— Start Extracted records —

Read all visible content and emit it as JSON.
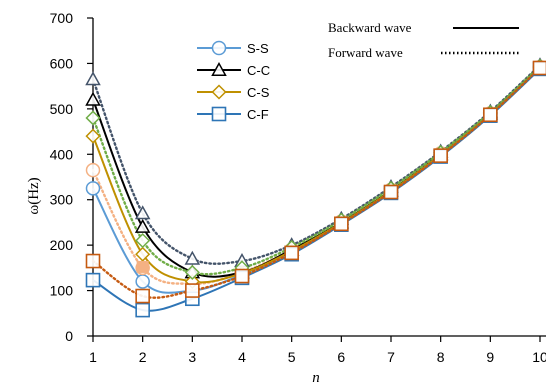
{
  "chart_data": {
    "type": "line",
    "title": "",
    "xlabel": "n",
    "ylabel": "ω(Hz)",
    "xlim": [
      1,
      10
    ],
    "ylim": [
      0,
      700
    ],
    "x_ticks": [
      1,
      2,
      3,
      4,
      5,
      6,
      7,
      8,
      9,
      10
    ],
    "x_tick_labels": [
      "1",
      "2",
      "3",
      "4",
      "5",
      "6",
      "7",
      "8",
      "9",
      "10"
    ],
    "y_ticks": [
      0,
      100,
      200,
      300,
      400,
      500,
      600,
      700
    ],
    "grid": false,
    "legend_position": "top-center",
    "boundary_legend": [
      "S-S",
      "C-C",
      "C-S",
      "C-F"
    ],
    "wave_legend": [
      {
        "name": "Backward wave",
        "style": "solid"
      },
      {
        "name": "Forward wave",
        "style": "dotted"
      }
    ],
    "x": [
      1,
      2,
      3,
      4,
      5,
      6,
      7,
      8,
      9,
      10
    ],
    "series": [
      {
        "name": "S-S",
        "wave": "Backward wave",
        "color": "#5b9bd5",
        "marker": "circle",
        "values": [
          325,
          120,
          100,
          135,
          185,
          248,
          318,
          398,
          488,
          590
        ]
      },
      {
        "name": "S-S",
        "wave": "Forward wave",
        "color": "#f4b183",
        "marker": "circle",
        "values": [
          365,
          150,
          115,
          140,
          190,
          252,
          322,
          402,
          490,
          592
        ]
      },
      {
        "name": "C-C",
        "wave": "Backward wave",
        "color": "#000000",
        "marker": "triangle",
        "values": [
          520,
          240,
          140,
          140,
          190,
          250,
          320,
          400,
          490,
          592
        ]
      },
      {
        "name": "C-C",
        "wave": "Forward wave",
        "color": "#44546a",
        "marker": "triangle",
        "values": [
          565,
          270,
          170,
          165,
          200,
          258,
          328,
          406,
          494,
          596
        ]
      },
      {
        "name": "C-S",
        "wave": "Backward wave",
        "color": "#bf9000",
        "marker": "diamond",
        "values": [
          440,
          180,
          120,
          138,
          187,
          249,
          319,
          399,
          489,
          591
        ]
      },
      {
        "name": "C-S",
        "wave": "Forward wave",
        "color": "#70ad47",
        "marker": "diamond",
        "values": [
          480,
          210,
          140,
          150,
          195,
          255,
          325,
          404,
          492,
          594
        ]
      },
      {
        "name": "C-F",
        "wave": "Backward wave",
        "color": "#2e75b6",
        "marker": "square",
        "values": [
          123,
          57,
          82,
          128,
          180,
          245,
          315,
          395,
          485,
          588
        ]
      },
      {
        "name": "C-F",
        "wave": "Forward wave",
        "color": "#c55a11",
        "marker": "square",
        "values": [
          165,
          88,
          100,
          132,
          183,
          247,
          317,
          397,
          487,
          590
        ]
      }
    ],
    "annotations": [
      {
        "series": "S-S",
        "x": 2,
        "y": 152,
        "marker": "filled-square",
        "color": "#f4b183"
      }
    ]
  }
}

— End Extracted records —

Task details —
Without the pictures, restate all the entries above exactly.

The output —
Read all visible content and emit it as JSON.
{
  "chart_data": {
    "type": "line",
    "title": "",
    "xlabel": "n",
    "ylabel": "ω(Hz)",
    "xlim": [
      1,
      10
    ],
    "ylim": [
      0,
      700
    ],
    "x_ticks": [
      1,
      2,
      3,
      4,
      5,
      6,
      7,
      8,
      9,
      10
    ],
    "x_tick_labels": [
      "1",
      "2",
      "3",
      "4",
      "5",
      "6",
      "7",
      "8",
      "9",
      "10"
    ],
    "y_ticks": [
      0,
      100,
      200,
      300,
      400,
      500,
      600,
      700
    ],
    "grid": false,
    "legend_position": "top-center",
    "boundary_legend": [
      "S-S",
      "C-C",
      "C-S",
      "C-F"
    ],
    "wave_legend": [
      {
        "name": "Backward wave",
        "style": "solid"
      },
      {
        "name": "Forward wave",
        "style": "dotted"
      }
    ],
    "x": [
      1,
      2,
      3,
      4,
      5,
      6,
      7,
      8,
      9,
      10
    ],
    "series": [
      {
        "name": "S-S",
        "wave": "Backward wave",
        "color": "#5b9bd5",
        "marker": "circle",
        "values": [
          325,
          120,
          100,
          135,
          185,
          248,
          318,
          398,
          488,
          590
        ]
      },
      {
        "name": "S-S",
        "wave": "Forward wave",
        "color": "#f4b183",
        "marker": "circle",
        "values": [
          365,
          150,
          115,
          140,
          190,
          252,
          322,
          402,
          490,
          592
        ]
      },
      {
        "name": "C-C",
        "wave": "Backward wave",
        "color": "#000000",
        "marker": "triangle",
        "values": [
          520,
          240,
          140,
          140,
          190,
          250,
          320,
          400,
          490,
          592
        ]
      },
      {
        "name": "C-C",
        "wave": "Forward wave",
        "color": "#44546a",
        "marker": "triangle",
        "values": [
          565,
          270,
          170,
          165,
          200,
          258,
          328,
          406,
          494,
          596
        ]
      },
      {
        "name": "C-S",
        "wave": "Backward wave",
        "color": "#bf9000",
        "marker": "diamond",
        "values": [
          440,
          180,
          120,
          138,
          187,
          249,
          319,
          399,
          489,
          591
        ]
      },
      {
        "name": "C-S",
        "wave": "Forward wave",
        "color": "#70ad47",
        "marker": "diamond",
        "values": [
          480,
          210,
          140,
          150,
          195,
          255,
          325,
          404,
          492,
          594
        ]
      },
      {
        "name": "C-F",
        "wave": "Backward wave",
        "color": "#2e75b6",
        "marker": "square",
        "values": [
          123,
          57,
          82,
          128,
          180,
          245,
          315,
          395,
          485,
          588
        ]
      },
      {
        "name": "C-F",
        "wave": "Forward wave",
        "color": "#c55a11",
        "marker": "square",
        "values": [
          165,
          88,
          100,
          132,
          183,
          247,
          317,
          397,
          487,
          590
        ]
      }
    ],
    "annotations": [
      {
        "series": "S-S",
        "x": 2,
        "y": 152,
        "marker": "filled-square",
        "color": "#f4b183"
      }
    ]
  }
}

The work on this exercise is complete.